[[ DOCUMENT SEGMENT, beginning ]]
But yesterday Bruguera told the Miami Herald that the Cuba's National Mixed Media Arts Council (CNAP) had denied her request for "institutional support." Cuba's National Revolutionary Police also denied her requests for the permits required to gather in the Plaza.

See also: Rent Debuts in Cuba, First Broadway Musical Staged In 50 Years

Bruguera's requests were denied because her performance is not considered art, but rather an overt political action. A statement issued by the Cuban Union of Artists and Writers warned its members of against attending the performance, calling it "political provocation." The statement also called Bruguera an "attention seeker" and her performance an "opportunistic" action that threatens to undermine newly renewed relationships with the United States.

Despite the government's refusal to both recognize and sanction her performance, Bruguera plans to hold the performance today at 3 p.m. And according to the Miami Herald, pro-government bloggers have labelled her a "CIA agent" and a "mercenary."

Bruguera's artistic action grew from online activism. Since the historic announcement on December 17, Cuban activists have taken to Facebook and Twitter, expressing themselves under the hashtag #YoTambienExijo (IAlsoDemand). The online movement has grown rapidly in the past few days and now has over 3,000 "likes" on Facebook.
[[ DOCUMENT SEGMENT, end ]]
[[ DATASET ENTRIES, beginning ]]
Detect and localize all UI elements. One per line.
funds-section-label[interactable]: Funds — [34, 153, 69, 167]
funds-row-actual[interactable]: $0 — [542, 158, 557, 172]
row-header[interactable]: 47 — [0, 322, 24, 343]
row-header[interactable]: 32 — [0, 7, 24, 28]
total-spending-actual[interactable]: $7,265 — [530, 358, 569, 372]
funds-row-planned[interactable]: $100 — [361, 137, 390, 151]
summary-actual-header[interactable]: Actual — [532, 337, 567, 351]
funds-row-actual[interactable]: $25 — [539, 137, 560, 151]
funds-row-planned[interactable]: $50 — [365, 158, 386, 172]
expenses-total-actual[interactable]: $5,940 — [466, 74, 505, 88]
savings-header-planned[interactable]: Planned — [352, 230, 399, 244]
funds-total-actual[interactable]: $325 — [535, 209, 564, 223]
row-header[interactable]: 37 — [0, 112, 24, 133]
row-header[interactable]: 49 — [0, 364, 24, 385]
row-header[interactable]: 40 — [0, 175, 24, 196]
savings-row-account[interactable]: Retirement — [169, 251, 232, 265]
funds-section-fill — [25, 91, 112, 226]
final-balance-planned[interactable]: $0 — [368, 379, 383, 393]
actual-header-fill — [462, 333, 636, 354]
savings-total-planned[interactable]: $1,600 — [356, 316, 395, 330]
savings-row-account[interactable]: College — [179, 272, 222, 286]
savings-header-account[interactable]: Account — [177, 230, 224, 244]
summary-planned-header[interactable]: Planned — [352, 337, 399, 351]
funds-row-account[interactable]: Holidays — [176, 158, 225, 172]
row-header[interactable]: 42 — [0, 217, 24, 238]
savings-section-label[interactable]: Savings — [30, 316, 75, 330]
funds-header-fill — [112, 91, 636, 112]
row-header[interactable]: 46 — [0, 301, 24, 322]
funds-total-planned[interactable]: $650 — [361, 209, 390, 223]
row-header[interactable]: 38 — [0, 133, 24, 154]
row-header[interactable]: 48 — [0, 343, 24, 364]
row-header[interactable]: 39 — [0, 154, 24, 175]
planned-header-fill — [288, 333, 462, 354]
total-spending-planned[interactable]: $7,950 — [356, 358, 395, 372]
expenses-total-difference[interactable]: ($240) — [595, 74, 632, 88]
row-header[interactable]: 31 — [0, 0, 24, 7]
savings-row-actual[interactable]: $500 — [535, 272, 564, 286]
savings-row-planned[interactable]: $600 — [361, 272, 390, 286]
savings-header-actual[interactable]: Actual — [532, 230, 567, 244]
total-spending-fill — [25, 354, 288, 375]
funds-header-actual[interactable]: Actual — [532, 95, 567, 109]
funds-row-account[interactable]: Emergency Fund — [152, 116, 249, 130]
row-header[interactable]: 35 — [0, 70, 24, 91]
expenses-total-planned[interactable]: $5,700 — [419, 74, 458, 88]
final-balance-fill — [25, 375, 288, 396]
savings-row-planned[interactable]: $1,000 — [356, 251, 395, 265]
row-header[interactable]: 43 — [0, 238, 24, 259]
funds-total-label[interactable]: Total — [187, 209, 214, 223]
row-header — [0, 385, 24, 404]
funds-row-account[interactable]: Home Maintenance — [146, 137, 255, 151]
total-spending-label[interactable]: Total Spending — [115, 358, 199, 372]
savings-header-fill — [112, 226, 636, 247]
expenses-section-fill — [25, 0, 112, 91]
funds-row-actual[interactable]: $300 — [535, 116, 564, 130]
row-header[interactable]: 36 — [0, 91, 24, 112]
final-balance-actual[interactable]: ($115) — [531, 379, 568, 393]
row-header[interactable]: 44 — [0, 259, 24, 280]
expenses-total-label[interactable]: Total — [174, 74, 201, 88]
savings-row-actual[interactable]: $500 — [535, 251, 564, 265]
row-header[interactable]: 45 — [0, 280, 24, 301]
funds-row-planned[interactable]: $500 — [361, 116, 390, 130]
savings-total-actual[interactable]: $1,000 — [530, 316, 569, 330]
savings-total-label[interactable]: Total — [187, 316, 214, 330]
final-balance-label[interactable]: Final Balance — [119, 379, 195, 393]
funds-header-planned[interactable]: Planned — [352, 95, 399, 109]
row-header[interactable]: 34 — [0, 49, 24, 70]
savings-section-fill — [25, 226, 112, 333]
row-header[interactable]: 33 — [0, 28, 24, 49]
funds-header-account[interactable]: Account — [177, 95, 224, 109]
[[ DATASET ENTRIES, end ]]
* _REQUIRED ACTIONS_
**1)** For each statement, say yes or no on whether it agrees with the text about Bruguera's performance, and quote the words of the text that decide it.
(a) The Cuban Union of Artists and Writers called the performance a political provocation.
(b) Cuba's National Revolutionary Police granted Bruguera the permits to gather in the Plaza.
(c) The online movement has more than 3,000 likes on Facebook.
**2)** According to the text about Bruguera's performance, at what time does she plan to hold it?
**3)** Reproduce word for word everything from "But yesterday Bruguera" down to "the United States." in the text about Bruguera's performance.
The lines come from a different source than the text about Bruguera's performance.

* _ANSWERS BELOW_
**1)**
(a) Yes: "calling it "political provocation.""
(b) No: "Cuba's National Revolutionary Police also denied her requests for the permits required to gather in the Plaza."
(c) Yes: "now has over 3,000 "likes" on Facebook."

**2)** At 3 p.m. today.

**3)**
But yesterday Bruguera told the Miami Herald that the Cuba's National Mixed Media Arts Council (CNAP) had denied her request for "institutional support." Cuba's National Revolutionary Police also denied her requests for the permits required to gather in the Plaza.

See also: Rent Debuts in Cuba, First Broadway Musical Staged In 50 Years

Bruguera's requests were denied because her performance is not considered art, but rather an overt political action. A statement issued by the Cuban Union of Artists and Writers warned its members of against attending the performance, calling it "political provocation." The statement also called Bruguera an "attention seeker" and her performance an "opportunistic" action that threatens to undermine newly renewed relationships with the United States.